[Data entries]
--*--

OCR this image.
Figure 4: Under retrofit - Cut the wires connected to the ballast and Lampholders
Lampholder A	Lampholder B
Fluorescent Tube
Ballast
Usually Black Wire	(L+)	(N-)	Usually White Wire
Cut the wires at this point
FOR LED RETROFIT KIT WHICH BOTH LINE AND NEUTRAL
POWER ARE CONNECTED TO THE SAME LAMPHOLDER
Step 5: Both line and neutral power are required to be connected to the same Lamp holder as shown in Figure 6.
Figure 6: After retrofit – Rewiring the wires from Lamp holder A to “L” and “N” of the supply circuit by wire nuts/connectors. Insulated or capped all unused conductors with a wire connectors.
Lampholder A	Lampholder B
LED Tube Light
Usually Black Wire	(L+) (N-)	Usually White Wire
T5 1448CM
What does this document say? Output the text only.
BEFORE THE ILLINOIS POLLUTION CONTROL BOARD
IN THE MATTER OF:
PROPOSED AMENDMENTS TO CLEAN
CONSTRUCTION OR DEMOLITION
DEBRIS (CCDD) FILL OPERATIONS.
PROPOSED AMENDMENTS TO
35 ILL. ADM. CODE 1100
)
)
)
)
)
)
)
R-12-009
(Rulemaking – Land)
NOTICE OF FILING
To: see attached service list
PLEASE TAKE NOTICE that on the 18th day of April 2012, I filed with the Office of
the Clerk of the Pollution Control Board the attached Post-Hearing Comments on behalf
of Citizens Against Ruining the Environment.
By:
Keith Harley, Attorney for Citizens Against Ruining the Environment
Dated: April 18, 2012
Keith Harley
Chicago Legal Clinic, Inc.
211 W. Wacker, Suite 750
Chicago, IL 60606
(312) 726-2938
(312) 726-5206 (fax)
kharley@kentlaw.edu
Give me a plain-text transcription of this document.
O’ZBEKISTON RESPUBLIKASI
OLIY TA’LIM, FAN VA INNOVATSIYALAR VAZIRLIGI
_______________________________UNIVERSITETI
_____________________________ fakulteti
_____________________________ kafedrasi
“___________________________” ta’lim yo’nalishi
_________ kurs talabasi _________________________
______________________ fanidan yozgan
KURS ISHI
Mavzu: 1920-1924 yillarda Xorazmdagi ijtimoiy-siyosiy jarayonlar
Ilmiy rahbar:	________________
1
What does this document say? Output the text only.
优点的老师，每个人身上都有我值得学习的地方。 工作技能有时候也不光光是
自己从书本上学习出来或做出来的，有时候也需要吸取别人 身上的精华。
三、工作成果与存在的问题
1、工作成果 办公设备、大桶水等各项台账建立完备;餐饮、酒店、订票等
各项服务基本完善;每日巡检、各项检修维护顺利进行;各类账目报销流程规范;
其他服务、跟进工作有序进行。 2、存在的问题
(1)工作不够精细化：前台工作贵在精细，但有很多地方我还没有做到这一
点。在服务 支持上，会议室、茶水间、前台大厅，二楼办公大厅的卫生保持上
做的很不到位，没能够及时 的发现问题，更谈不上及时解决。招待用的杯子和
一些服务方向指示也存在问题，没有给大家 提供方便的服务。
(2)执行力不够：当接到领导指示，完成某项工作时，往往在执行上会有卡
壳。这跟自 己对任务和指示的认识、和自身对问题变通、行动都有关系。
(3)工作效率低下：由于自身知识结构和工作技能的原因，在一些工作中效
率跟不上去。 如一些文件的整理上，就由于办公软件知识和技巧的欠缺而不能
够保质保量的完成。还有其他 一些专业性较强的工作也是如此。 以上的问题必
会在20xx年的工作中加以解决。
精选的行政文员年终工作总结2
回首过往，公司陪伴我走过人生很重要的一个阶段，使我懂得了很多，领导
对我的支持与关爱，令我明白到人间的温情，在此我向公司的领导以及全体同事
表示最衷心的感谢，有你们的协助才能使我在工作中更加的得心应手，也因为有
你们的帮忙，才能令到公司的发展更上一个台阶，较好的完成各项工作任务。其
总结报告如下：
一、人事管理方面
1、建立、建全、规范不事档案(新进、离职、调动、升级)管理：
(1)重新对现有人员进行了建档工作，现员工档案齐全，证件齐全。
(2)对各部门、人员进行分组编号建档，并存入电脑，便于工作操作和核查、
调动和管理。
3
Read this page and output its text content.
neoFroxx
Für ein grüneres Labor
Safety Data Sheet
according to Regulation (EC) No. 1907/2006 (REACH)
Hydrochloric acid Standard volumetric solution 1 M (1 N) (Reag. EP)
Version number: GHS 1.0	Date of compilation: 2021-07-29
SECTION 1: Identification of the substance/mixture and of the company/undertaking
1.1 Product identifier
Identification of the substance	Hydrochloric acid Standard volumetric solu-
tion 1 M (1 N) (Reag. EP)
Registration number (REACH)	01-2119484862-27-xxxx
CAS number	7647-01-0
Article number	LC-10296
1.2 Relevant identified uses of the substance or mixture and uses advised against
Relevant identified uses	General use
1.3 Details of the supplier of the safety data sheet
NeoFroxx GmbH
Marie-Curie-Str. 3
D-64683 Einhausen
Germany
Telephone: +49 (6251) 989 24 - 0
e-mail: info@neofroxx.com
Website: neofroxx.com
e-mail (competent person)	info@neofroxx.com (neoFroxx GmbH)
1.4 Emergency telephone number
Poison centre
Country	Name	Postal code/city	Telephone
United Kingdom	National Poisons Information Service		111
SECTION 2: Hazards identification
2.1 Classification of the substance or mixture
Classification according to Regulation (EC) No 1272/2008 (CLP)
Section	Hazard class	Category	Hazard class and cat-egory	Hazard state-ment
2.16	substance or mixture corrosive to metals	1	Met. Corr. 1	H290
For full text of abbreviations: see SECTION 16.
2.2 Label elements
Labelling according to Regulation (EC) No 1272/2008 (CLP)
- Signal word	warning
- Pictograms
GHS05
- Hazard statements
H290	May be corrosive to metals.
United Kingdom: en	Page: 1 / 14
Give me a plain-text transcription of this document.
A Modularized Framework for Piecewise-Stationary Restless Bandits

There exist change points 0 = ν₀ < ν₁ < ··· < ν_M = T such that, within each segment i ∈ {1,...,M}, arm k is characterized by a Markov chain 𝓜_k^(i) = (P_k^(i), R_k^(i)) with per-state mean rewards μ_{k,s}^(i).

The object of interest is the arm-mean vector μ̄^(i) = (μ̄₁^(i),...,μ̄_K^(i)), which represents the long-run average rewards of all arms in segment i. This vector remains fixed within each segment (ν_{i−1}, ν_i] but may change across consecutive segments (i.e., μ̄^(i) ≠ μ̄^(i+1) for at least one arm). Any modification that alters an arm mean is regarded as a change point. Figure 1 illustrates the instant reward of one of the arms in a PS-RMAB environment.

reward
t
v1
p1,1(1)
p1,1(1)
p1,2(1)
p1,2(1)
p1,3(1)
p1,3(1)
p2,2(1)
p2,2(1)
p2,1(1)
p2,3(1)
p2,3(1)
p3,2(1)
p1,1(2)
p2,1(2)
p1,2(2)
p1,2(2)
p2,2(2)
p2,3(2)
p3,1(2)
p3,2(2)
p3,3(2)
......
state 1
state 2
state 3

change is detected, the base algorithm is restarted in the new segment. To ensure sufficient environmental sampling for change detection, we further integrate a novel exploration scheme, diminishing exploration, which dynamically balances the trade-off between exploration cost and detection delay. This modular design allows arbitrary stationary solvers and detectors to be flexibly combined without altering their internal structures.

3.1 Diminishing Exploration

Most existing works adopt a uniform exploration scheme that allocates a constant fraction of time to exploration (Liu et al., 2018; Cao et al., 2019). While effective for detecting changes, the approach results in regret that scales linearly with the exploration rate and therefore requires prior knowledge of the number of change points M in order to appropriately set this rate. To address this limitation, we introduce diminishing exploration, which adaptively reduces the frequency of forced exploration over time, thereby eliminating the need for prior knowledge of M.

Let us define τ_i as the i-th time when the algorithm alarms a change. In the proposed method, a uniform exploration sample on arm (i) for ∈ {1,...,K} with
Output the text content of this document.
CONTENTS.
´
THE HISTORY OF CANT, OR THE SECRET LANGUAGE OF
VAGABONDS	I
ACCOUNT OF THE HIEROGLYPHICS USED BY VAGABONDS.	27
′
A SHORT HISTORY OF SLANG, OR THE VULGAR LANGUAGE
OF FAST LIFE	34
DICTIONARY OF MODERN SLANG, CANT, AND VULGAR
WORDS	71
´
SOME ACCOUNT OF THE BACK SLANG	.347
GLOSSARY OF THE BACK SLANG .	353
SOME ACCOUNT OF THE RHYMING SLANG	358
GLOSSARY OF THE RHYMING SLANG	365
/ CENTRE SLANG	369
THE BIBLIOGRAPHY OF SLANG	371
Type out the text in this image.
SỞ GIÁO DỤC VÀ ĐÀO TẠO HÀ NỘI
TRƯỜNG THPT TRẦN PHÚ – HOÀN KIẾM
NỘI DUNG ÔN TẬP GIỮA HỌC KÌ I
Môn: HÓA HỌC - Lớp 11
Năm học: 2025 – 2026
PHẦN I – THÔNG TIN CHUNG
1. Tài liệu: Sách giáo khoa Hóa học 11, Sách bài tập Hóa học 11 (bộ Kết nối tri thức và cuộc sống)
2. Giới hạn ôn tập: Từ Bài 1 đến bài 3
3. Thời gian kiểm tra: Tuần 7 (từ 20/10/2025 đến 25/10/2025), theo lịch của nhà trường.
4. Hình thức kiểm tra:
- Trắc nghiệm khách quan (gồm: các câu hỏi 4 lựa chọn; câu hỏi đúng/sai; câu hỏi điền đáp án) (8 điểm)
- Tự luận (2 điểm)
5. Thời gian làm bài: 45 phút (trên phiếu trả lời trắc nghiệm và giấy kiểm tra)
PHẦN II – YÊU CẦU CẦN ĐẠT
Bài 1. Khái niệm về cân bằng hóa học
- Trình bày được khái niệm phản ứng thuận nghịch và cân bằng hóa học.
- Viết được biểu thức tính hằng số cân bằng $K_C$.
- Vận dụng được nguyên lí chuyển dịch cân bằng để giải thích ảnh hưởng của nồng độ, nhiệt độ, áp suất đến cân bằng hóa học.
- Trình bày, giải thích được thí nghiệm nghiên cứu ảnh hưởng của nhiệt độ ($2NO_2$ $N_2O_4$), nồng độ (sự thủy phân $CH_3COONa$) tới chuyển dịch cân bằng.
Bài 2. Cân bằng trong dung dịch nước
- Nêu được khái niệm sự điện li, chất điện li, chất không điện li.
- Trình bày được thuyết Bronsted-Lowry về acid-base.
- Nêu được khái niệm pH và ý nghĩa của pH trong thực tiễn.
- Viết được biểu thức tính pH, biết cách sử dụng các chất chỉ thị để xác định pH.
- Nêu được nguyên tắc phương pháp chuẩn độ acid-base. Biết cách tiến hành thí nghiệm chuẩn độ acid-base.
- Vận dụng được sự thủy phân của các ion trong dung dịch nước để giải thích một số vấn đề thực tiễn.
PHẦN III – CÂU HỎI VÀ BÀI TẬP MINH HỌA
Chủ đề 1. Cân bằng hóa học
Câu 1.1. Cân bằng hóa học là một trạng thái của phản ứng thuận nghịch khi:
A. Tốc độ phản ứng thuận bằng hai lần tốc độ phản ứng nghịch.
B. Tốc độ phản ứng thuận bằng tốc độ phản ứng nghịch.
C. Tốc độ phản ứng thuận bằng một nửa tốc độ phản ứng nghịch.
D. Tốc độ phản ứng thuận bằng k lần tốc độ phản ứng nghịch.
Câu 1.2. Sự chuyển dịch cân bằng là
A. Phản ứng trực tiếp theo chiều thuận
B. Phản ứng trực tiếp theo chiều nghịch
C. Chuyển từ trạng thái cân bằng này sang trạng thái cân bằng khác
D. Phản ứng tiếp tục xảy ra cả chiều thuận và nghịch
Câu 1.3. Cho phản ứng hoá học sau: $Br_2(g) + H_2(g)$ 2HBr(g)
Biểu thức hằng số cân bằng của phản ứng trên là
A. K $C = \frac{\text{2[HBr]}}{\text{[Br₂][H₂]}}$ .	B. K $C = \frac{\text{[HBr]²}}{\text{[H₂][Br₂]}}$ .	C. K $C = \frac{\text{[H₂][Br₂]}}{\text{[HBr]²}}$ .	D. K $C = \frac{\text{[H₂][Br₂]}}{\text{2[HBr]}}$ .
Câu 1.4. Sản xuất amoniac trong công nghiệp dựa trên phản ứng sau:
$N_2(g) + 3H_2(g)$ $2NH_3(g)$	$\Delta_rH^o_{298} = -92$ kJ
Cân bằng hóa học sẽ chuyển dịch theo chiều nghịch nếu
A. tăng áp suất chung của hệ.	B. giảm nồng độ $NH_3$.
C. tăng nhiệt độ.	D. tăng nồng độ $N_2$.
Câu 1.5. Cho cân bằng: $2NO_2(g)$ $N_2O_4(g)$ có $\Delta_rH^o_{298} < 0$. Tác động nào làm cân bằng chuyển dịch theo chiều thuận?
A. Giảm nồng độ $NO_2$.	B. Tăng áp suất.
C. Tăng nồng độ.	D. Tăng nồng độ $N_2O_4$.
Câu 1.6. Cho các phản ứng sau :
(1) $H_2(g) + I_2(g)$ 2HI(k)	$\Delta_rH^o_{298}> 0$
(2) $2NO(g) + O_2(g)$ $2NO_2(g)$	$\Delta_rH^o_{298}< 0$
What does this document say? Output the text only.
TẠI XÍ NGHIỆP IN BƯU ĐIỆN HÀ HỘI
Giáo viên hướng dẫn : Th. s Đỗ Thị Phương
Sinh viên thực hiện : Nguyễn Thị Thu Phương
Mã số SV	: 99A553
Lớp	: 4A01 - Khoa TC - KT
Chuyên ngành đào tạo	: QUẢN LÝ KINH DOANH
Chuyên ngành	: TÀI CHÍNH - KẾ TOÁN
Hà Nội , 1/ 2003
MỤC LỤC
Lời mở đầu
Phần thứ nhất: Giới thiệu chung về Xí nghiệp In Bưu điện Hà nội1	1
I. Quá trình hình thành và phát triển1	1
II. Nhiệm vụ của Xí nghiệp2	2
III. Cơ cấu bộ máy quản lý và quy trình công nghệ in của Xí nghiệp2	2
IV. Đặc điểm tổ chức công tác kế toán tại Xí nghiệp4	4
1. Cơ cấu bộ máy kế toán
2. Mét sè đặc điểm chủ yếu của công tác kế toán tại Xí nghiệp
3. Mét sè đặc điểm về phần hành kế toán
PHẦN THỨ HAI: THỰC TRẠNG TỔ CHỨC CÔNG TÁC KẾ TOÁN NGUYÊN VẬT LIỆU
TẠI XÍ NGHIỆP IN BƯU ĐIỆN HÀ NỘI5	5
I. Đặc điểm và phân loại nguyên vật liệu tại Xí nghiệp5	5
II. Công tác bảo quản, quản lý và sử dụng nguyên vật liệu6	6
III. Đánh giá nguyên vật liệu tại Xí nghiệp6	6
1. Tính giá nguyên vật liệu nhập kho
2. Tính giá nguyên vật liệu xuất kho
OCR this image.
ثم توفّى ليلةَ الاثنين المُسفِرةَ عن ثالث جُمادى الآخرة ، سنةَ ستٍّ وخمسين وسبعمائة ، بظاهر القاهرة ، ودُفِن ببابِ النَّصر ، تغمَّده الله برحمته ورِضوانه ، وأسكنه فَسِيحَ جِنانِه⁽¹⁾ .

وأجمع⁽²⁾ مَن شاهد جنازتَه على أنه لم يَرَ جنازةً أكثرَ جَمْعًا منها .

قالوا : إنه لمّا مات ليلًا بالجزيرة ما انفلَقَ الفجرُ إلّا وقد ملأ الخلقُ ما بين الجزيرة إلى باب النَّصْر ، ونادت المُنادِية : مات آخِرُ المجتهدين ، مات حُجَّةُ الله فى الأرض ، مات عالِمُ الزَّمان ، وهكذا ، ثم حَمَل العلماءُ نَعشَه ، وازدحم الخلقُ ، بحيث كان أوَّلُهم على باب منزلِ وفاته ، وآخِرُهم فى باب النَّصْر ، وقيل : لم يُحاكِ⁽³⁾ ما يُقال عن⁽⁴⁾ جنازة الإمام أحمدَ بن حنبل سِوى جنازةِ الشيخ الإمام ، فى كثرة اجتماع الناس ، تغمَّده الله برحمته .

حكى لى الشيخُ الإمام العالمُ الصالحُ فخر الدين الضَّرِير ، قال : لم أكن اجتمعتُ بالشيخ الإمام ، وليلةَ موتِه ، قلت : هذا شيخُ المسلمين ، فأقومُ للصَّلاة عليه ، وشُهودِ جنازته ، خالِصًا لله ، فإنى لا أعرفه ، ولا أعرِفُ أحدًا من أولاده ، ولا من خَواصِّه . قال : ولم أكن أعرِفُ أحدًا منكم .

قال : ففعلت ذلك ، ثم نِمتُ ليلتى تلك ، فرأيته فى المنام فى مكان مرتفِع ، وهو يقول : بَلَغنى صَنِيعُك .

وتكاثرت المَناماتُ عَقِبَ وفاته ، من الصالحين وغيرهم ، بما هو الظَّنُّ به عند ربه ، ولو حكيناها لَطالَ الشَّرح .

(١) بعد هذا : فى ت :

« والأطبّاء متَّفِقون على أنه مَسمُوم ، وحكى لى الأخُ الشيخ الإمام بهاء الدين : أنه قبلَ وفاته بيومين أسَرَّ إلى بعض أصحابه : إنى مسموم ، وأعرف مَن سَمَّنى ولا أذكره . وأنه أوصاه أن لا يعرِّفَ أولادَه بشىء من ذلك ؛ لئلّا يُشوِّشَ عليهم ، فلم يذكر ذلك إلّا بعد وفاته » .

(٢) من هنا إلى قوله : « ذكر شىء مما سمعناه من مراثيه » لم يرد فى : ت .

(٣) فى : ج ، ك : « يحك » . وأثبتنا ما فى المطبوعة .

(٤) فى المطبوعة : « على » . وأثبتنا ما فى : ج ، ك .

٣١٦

--*--

From the data above, gather every line that includes the word "Usually".

Usually Black Wire	(L+)	(N-)	Usually White Wire
Usually Black Wire	(L+) (N-)	Usually White Wire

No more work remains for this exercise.